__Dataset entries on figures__
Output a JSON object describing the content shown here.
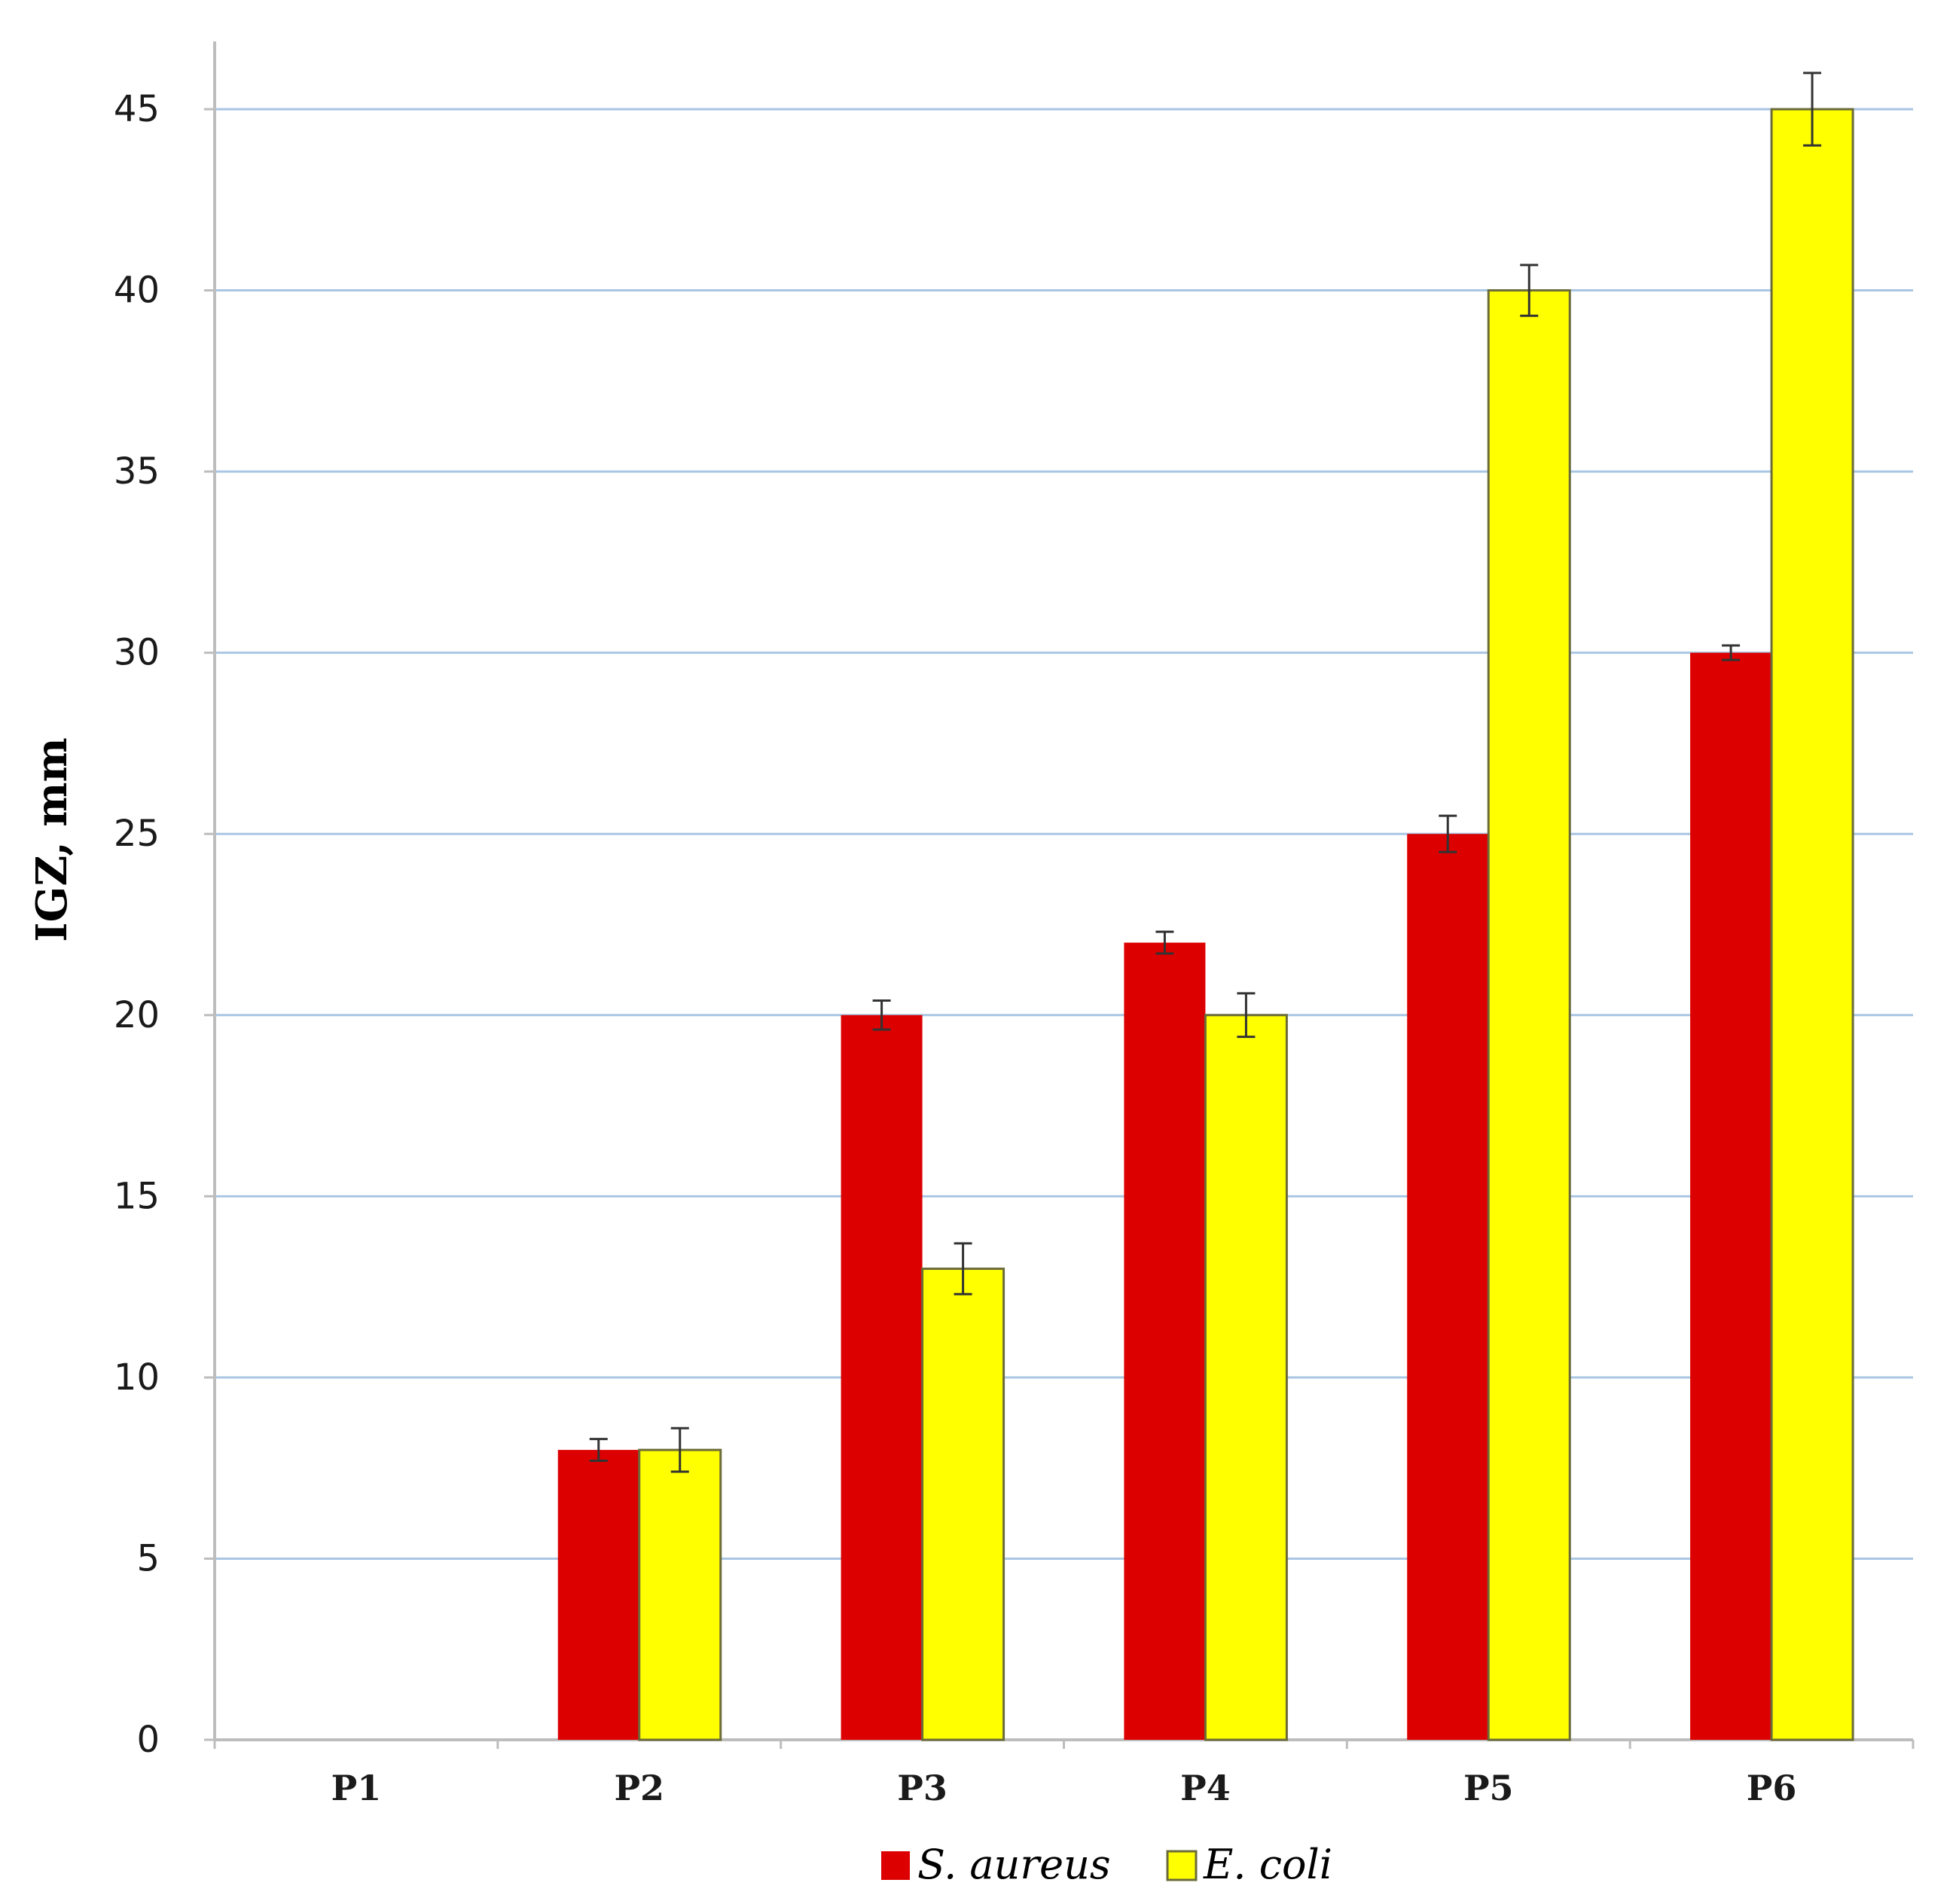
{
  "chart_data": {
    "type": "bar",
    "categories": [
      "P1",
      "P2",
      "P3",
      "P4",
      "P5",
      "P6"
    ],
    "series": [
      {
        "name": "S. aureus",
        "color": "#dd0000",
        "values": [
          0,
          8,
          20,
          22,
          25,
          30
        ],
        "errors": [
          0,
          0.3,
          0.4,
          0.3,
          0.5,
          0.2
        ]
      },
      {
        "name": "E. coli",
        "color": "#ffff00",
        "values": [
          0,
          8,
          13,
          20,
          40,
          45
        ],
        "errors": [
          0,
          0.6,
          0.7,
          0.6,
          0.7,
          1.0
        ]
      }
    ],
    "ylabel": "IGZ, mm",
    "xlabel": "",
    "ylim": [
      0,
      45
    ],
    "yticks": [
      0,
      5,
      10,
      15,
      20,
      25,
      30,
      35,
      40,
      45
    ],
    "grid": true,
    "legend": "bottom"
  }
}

---

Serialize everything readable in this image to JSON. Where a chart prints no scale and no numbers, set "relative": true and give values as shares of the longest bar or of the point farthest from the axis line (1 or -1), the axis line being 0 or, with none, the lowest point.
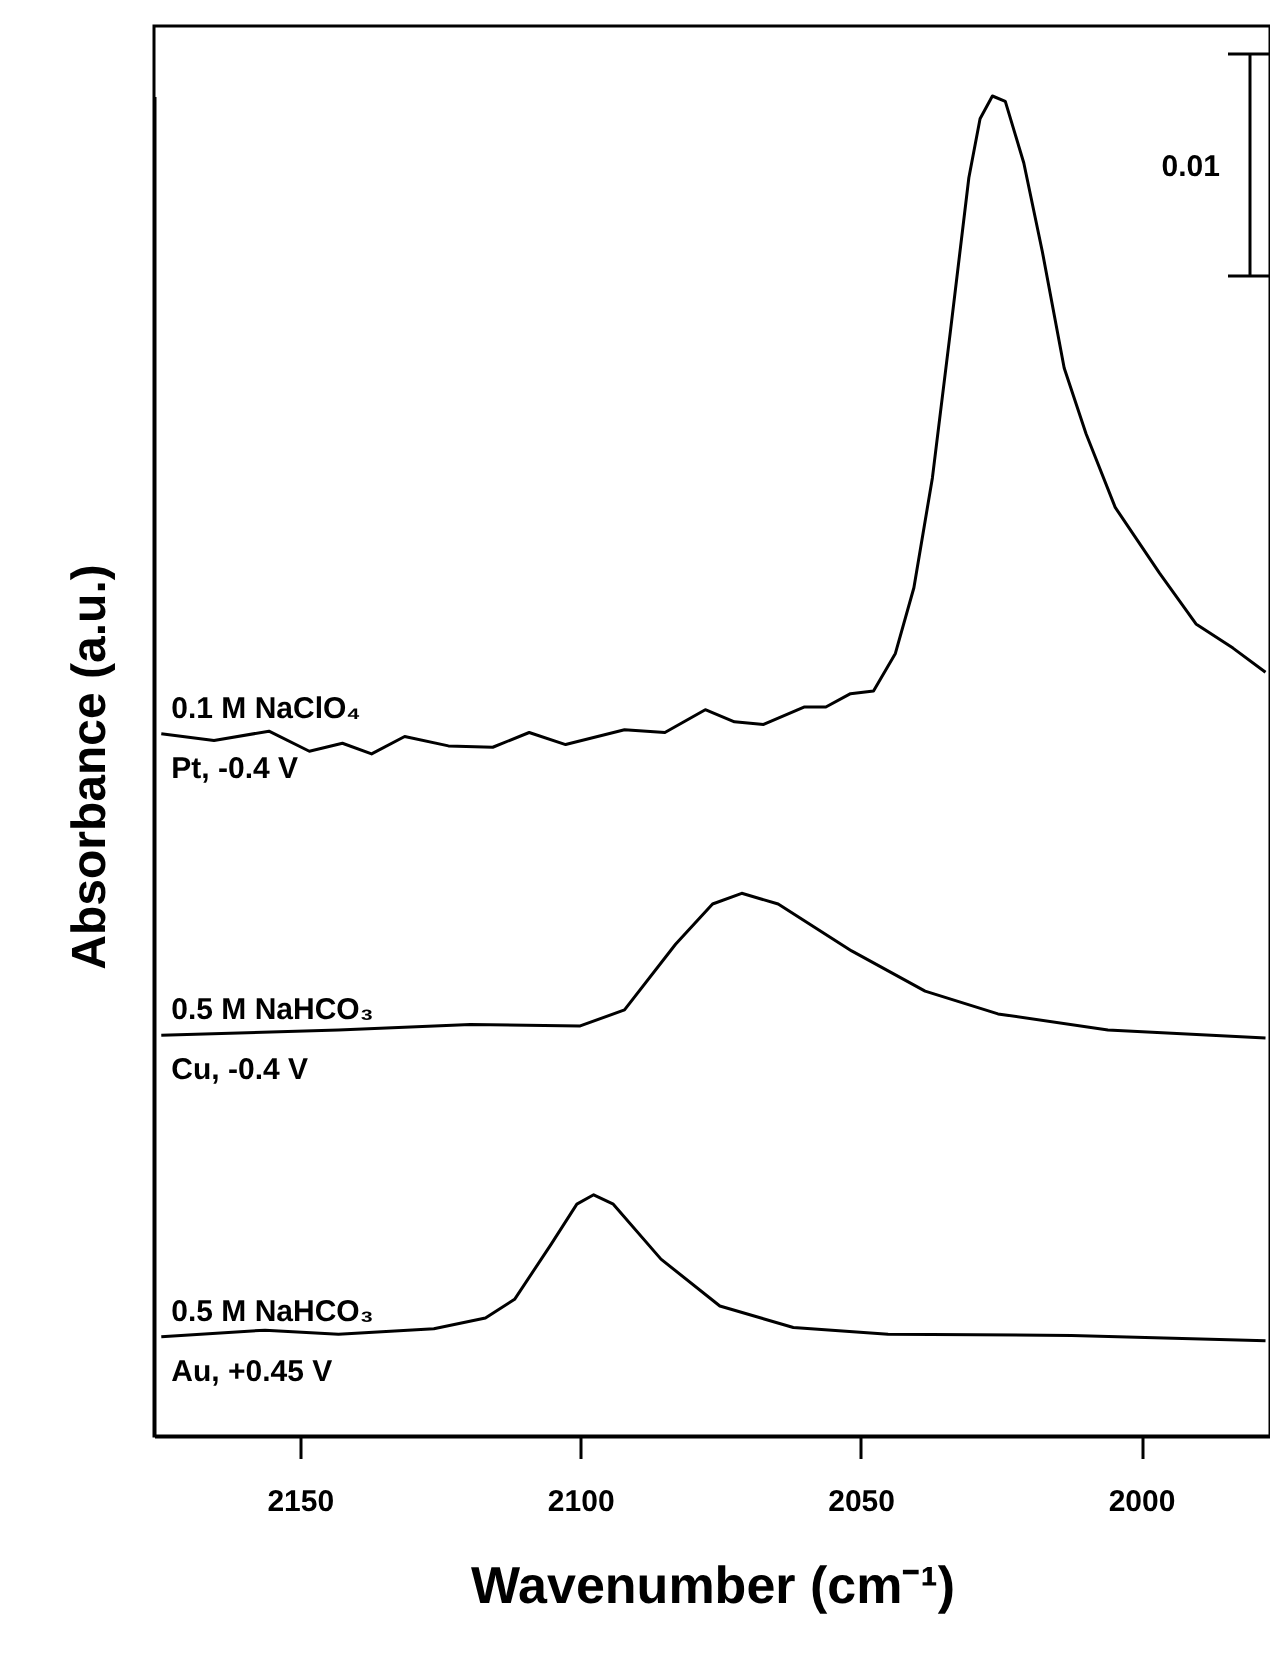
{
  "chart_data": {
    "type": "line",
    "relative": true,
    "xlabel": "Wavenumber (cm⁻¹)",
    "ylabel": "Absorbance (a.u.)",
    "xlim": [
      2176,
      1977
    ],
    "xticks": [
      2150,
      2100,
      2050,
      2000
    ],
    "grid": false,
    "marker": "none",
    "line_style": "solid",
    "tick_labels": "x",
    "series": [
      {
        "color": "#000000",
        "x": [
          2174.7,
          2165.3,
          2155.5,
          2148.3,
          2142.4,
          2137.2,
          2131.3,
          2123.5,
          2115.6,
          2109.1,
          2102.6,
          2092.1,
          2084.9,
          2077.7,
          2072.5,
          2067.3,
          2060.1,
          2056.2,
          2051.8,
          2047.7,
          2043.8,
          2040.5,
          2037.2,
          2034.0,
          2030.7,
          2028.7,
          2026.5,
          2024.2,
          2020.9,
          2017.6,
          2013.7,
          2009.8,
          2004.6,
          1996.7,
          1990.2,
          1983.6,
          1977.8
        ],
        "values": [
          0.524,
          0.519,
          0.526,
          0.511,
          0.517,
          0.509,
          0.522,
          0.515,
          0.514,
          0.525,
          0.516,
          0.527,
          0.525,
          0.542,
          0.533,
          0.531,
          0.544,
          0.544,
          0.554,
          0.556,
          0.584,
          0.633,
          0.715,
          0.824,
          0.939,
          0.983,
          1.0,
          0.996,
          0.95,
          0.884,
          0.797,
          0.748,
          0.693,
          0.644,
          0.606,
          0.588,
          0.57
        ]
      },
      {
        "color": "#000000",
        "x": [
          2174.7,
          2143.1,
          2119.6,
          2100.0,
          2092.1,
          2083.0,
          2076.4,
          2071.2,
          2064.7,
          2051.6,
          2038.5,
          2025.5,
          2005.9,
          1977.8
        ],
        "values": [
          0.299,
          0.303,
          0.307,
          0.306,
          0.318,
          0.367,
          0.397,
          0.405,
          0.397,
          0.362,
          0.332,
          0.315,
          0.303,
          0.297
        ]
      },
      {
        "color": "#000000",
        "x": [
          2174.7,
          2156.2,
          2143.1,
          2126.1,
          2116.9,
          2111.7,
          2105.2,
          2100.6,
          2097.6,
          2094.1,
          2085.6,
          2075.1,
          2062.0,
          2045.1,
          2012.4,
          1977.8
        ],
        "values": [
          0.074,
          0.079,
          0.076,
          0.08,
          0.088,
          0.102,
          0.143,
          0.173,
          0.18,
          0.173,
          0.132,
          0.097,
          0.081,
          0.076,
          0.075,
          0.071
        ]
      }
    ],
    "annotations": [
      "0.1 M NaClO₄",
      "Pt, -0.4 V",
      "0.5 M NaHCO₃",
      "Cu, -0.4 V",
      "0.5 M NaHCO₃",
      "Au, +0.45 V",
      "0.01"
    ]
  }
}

* * *

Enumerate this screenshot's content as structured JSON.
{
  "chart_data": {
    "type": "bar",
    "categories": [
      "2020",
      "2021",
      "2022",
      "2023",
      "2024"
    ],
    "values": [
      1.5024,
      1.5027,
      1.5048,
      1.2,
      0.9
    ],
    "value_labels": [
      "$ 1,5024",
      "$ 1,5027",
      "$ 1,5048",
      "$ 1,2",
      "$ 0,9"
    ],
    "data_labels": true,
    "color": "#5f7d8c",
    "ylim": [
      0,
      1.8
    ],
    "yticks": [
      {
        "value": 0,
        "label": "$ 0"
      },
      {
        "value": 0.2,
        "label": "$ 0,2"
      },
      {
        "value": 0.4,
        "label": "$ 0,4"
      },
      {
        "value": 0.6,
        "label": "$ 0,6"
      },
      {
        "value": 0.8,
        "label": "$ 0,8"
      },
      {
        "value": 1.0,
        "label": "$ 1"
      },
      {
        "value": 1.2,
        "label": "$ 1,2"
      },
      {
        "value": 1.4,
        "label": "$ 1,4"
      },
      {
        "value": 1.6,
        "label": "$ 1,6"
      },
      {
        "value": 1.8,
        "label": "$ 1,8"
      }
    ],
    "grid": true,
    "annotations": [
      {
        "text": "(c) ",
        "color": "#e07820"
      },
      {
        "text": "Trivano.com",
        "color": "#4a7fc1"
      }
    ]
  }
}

__The request__
State the number of lines in the records that contain the string "relative", and nothing more.

__Completed task__
2